* **Goal of the exercise**: Select all lines with the string "ridges" in them, and copy those lines.

* **Data in this exercise**:

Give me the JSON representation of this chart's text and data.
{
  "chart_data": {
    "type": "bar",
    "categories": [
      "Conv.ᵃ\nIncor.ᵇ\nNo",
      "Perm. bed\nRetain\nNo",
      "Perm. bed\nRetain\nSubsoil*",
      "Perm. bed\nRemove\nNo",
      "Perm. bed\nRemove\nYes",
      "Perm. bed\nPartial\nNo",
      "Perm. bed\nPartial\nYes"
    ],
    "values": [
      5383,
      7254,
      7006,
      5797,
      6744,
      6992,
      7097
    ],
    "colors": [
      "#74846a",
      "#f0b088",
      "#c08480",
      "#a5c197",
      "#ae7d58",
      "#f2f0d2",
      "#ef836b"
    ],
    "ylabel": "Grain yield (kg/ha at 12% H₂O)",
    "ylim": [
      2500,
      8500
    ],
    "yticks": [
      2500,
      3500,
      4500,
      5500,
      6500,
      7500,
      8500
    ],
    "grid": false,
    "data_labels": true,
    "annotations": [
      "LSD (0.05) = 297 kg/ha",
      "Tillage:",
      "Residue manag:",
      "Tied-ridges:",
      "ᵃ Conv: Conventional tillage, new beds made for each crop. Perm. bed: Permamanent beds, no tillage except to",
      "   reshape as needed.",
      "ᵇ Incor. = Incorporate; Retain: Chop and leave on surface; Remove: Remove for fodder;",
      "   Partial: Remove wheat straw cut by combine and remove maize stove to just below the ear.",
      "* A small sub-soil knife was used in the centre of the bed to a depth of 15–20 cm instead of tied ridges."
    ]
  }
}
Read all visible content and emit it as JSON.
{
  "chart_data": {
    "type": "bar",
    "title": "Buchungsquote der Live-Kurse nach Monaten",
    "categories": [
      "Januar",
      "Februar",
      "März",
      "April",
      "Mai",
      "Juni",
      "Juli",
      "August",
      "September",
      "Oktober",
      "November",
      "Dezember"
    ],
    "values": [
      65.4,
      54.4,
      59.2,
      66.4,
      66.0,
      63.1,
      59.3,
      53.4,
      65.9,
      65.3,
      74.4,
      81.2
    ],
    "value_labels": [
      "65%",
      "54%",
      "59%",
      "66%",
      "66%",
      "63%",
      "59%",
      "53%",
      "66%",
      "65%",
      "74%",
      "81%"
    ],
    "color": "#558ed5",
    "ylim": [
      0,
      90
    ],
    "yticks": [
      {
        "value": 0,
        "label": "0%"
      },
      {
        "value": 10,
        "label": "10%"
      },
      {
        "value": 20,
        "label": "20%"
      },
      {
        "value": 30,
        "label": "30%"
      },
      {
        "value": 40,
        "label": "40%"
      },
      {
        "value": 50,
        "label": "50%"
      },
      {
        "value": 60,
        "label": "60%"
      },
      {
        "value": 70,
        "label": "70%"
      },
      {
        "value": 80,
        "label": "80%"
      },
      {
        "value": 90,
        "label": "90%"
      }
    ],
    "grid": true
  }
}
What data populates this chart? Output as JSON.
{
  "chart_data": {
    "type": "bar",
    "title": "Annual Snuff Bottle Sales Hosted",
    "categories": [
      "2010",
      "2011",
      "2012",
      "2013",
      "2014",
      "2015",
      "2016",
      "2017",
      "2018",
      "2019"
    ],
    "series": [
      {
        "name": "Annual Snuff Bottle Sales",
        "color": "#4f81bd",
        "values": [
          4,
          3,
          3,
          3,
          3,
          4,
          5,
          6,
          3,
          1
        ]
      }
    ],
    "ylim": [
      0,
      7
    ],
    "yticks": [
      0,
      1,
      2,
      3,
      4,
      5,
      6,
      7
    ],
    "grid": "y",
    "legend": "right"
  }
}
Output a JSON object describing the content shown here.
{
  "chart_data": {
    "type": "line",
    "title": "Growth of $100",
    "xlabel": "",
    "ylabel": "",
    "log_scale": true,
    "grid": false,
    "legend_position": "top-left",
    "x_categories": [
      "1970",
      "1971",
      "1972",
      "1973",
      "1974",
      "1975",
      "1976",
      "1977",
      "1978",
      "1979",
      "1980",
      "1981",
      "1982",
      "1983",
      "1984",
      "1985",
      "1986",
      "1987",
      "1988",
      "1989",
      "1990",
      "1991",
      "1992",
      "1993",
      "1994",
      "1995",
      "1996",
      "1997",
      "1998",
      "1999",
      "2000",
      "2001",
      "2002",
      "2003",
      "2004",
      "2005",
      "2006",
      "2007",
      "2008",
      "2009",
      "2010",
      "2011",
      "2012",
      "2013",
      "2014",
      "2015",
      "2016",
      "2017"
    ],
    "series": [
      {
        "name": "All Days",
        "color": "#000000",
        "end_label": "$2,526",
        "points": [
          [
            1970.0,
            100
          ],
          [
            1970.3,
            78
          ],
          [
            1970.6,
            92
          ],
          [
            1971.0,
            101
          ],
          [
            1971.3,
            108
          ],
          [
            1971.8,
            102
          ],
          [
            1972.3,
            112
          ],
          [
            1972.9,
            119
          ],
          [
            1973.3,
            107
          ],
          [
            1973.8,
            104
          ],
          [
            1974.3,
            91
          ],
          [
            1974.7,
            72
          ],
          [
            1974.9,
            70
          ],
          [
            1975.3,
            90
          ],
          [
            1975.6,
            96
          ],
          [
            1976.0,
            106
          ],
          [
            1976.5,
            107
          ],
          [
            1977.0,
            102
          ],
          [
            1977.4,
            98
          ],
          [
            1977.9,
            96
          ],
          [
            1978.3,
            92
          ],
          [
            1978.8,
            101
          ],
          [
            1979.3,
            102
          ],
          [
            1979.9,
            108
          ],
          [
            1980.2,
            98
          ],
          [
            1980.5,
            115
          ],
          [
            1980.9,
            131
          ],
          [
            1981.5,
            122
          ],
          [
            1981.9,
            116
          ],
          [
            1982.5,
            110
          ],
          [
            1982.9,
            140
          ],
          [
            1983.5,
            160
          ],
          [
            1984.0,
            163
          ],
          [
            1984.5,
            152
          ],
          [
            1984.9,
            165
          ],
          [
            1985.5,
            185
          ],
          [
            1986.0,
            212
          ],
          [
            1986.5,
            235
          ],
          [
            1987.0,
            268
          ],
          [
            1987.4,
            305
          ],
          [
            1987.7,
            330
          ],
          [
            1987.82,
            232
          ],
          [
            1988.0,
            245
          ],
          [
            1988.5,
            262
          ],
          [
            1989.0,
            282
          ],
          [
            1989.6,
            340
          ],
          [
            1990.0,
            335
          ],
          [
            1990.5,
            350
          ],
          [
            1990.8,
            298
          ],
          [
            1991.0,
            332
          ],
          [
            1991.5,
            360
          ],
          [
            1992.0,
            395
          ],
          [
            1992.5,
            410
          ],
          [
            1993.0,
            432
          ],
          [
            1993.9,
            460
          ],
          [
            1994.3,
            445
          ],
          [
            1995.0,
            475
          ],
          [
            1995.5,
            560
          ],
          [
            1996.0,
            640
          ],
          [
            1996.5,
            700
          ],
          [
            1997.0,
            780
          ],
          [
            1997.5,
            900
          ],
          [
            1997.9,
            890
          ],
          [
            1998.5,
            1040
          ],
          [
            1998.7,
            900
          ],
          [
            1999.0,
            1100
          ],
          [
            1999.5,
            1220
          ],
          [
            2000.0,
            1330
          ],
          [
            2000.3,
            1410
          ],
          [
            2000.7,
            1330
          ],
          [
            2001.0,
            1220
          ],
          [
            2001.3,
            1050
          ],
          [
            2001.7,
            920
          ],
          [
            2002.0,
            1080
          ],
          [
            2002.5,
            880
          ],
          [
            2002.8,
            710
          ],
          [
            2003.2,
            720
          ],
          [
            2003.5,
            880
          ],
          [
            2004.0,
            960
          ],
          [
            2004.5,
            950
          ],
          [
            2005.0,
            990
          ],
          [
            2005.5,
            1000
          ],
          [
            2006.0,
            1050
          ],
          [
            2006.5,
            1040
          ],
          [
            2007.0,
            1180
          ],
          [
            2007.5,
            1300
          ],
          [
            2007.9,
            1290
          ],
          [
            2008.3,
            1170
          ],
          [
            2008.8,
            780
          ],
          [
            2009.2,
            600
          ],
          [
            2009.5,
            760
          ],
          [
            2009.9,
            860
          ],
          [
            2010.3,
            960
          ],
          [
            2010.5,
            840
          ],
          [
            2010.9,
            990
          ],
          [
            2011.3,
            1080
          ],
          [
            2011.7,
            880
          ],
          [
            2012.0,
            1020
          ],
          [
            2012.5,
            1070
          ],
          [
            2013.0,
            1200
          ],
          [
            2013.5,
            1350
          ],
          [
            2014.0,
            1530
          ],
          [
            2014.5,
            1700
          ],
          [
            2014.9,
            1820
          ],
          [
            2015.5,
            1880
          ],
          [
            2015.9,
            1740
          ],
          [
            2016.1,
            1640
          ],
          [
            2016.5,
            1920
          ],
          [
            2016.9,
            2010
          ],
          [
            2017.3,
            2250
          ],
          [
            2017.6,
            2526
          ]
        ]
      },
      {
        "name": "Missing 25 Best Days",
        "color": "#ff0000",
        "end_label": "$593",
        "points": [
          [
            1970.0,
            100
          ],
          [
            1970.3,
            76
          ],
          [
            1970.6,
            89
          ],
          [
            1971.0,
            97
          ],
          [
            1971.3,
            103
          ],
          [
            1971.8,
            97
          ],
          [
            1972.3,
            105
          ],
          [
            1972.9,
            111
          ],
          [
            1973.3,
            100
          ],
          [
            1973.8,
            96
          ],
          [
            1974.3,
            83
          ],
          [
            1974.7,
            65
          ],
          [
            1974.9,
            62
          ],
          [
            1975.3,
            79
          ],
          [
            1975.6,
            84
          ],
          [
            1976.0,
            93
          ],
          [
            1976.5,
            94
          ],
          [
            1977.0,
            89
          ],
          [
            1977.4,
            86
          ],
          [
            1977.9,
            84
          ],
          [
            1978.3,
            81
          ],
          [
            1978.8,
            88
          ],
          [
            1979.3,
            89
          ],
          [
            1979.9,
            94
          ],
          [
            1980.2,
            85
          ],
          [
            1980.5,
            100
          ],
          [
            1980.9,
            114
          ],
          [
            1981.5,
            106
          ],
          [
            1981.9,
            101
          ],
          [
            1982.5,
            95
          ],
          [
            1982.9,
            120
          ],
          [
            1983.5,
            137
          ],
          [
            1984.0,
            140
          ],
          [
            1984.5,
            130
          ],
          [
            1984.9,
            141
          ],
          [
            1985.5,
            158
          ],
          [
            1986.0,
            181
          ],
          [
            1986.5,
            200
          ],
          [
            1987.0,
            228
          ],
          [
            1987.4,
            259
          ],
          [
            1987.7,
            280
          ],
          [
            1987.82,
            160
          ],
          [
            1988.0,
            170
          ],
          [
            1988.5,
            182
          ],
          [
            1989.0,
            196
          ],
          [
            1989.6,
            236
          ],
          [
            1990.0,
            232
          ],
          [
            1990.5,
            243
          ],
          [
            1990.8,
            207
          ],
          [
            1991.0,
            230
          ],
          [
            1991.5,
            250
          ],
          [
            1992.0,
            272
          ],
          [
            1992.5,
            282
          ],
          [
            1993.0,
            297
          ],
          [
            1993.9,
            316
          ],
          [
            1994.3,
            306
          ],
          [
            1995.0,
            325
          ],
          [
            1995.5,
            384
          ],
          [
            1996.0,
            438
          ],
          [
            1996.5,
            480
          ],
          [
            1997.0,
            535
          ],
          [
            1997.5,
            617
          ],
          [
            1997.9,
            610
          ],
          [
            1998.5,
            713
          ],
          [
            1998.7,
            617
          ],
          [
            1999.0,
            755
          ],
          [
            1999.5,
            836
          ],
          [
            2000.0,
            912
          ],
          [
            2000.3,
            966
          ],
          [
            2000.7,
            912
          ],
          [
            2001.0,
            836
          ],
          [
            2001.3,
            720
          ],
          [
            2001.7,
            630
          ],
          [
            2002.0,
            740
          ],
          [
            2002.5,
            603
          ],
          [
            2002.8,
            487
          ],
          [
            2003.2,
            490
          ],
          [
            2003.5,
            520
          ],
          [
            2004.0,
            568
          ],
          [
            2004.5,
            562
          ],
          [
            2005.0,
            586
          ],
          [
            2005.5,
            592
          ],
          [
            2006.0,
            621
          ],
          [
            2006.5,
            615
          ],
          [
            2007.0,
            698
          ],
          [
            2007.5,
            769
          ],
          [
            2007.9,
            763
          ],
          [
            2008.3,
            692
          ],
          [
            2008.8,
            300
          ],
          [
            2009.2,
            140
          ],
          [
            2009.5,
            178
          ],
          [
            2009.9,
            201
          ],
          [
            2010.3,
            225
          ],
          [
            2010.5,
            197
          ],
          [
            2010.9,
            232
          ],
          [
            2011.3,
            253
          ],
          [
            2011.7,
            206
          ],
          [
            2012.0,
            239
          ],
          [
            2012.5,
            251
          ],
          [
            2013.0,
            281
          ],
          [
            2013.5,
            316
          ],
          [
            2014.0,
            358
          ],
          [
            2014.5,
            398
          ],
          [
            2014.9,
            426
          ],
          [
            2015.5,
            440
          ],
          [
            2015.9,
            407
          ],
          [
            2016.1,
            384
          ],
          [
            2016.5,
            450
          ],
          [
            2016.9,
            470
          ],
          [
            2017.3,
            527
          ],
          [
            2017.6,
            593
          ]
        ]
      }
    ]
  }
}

* **Answer for this exercise**:
      "Tied-ridges:",
      "* A small sub-soil knife was used in the centre of the bed to a depth of 15–20 cm instead of tied ridges."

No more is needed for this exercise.